→ **Exercise task**
Without the pictures, set down every line of the data exactly.

→ **Given data**
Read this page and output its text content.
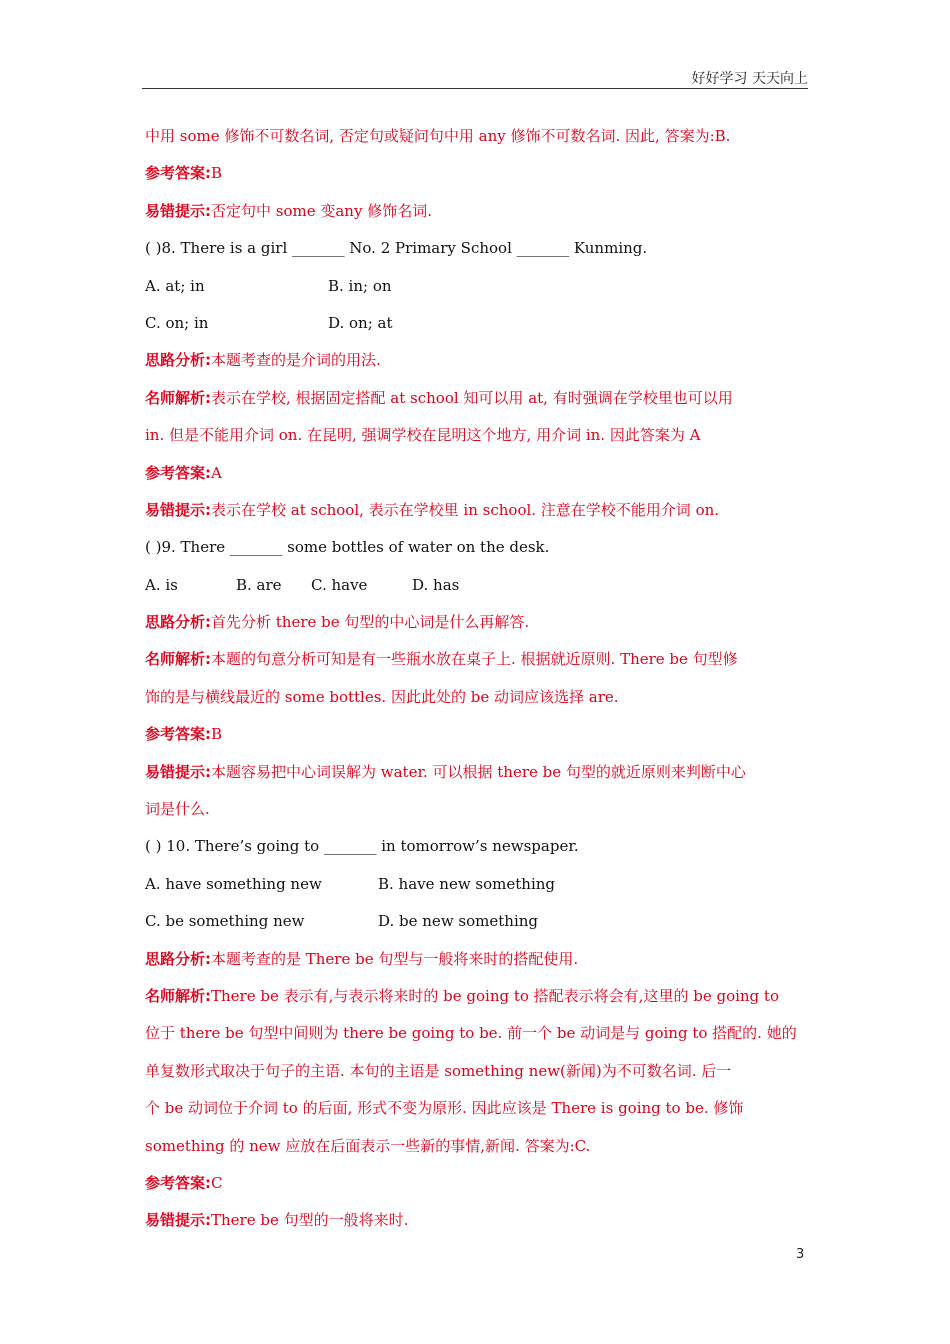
好好学习 天天向上
中用 some 修饰不可数名词, 否定句或疑问句中用 any 修饰不可数名词. 因此, 答案为:B.
参考答案:B
易错提示:否定句中 some 变any 修饰名词.
( )8. There is a girl _______ No. 2 Primary School _______ Kunming.
A. at; in	B. in; on
C. on; in	D. on; at
思路分析:本题考查的是介词的用法.
名师解析:表示在学校, 根据固定搭配 at school 知可以用 at, 有时强调在学校里也可以用
in. 但是不能用介词 on. 在昆明, 强调学校在昆明这个地方, 用介词 in. 因此答案为 A
参考答案:A
易错提示:表示在学校 at school, 表示在学校里 in school. 注意在学校不能用介词 on.
( )9. There _______ some bottles of water on the desk.
A. is	B. are C. have	D. has
思路分析:首先分析 there be 句型的中心词是什么再解答.
名师解析:本题的句意分析可知是有一些瓶水放在桌子上. 根据就近原则. There be 句型修
饰的是与横线最近的 some bottles. 因此此处的 be 动词应该选择 are.
参考答案:B
易错提示:本题容易把中心词误解为 water. 可以根据 there be 句型的就近原则来判断中心
词是什么.
( ) 10. There’s going to _______ in tomorrow’s newspaper.
A. have something new	B. have new something
C. be something new	D. be new something
思路分析:本题考查的是 There be 句型与一般将来时的搭配使用.
名师解析:There be 表示有,与表示将来时的 be going to 搭配表示将会有,这里的 be going to
位于 there be 句型中间则为 there be going to be. 前一个 be 动词是与 going to 搭配的. 她的
单复数形式取决于句子的主语. 本句的主语是 something new(新闻)为不可数名词. 后一
个 be 动词位于介词 to 的后面, 形式不变为原形. 因此应该是 There is going to be. 修饰
something 的 new 应放在后面表示一些新的事情,新闻. 答案为:C.
参考答案:C
易错提示:There be 句型的一般将来时.
3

→ **The output**
Read this page and output its text content.
好好学习 天天向上
中用 some 修饰不可数名词, 否定句或疑问句中用 any 修饰不可数名词. 因此, 答案为:B.
参考答案:B
易错提示:否定句中 some 变any 修饰名词.
( )8. There is a girl _______ No. 2 Primary School _______ Kunming.
A. at; in	B. in; on
C. on; in	D. on; at
思路分析:本题考查的是介词的用法.
名师解析:表示在学校, 根据固定搭配 at school 知可以用 at, 有时强调在学校里也可以用
in. 但是不能用介词 on. 在昆明, 强调学校在昆明这个地方, 用介词 in. 因此答案为 A
参考答案:A
易错提示:表示在学校 at school, 表示在学校里 in school. 注意在学校不能用介词 on.
( )9. There _______ some bottles of water on the desk.
A. is	B. are C. have	D. has
思路分析:首先分析 there be 句型的中心词是什么再解答.
名师解析:本题的句意分析可知是有一些瓶水放在桌子上. 根据就近原则. There be 句型修
饰的是与横线最近的 some bottles. 因此此处的 be 动词应该选择 are.
参考答案:B
易错提示:本题容易把中心词误解为 water. 可以根据 there be 句型的就近原则来判断中心
词是什么.
( ) 10. There’s going to _______ in tomorrow’s newspaper.
A. have something new	B. have new something
C. be something new	D. be new something
思路分析:本题考查的是 There be 句型与一般将来时的搭配使用.
名师解析:There be 表示有,与表示将来时的 be going to 搭配表示将会有,这里的 be going to
位于 there be 句型中间则为 there be going to be. 前一个 be 动词是与 going to 搭配的. 她的
单复数形式取决于句子的主语. 本句的主语是 something new(新闻)为不可数名词. 后一
个 be 动词位于介词 to 的后面, 形式不变为原形. 因此应该是 There is going to be. 修饰
something 的 new 应放在后面表示一些新的事情,新闻. 答案为:C.
参考答案:C
易错提示:There be 句型的一般将来时.
3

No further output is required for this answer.